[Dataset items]

━━━━━━━━━━━━━━━━

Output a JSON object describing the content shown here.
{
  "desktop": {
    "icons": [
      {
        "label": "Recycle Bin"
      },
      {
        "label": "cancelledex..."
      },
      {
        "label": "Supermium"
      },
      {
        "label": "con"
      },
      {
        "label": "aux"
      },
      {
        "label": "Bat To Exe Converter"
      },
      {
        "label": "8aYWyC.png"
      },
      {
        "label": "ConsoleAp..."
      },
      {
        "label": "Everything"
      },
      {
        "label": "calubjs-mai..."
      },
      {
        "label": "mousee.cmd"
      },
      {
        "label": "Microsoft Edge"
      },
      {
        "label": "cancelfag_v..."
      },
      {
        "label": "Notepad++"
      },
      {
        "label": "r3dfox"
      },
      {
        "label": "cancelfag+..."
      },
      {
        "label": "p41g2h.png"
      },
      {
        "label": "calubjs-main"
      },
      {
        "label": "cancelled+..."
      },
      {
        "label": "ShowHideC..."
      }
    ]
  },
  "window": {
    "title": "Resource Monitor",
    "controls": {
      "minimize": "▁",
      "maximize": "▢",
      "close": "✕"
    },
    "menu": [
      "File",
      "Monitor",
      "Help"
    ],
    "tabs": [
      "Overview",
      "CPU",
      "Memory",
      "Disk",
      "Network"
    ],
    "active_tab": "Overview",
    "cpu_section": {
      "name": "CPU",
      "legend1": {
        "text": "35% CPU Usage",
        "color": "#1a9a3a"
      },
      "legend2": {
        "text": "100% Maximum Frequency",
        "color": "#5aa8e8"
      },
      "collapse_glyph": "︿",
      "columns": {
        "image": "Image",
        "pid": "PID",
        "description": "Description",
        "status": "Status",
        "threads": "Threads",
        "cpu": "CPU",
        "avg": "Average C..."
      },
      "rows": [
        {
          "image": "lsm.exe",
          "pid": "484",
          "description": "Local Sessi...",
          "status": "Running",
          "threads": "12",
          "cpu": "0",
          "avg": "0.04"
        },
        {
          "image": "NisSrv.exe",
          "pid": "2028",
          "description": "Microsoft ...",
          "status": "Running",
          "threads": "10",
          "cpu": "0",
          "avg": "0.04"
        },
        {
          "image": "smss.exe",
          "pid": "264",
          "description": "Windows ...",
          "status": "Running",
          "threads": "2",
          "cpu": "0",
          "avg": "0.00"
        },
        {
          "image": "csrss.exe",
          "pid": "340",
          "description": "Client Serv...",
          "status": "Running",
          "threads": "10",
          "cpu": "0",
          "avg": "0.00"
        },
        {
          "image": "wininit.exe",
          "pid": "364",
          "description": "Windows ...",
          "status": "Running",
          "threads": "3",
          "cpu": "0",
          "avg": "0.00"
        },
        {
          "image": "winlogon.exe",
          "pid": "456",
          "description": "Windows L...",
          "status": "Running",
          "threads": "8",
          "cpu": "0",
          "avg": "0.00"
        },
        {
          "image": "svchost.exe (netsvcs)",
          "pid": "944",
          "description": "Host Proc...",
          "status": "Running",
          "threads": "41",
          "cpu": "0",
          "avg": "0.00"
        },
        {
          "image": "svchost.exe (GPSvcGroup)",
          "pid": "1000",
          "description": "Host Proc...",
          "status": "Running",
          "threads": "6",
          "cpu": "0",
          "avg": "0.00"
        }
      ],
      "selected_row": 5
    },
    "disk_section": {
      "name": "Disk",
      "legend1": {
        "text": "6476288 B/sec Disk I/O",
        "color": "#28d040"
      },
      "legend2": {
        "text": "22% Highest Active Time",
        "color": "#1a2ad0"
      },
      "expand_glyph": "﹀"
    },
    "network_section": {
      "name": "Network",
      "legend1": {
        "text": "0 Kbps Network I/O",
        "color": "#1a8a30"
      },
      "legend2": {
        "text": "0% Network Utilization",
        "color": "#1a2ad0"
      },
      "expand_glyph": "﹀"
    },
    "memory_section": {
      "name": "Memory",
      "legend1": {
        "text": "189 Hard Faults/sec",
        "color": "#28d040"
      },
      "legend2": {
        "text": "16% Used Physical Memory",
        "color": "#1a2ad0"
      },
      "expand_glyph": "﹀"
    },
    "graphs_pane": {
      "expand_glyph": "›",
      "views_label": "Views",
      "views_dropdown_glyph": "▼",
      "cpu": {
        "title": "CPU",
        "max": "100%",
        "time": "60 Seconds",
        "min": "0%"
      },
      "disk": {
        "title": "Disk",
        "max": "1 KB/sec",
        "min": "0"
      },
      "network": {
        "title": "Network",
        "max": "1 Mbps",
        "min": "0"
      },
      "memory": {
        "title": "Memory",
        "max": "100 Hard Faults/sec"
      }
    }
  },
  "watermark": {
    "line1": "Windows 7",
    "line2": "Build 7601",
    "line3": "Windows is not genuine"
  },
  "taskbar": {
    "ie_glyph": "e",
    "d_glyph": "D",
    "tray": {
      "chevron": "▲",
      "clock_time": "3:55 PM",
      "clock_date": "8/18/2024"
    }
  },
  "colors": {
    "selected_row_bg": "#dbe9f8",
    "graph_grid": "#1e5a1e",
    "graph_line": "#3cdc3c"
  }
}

━━━━━━━━━━━━━━━━

-- Set task --
Display every line of the listing that contains the string "Hard".

-- Solved problem --
        "text": "189 Hard Faults/sec",
        "max": "100 Hard Faults/sec"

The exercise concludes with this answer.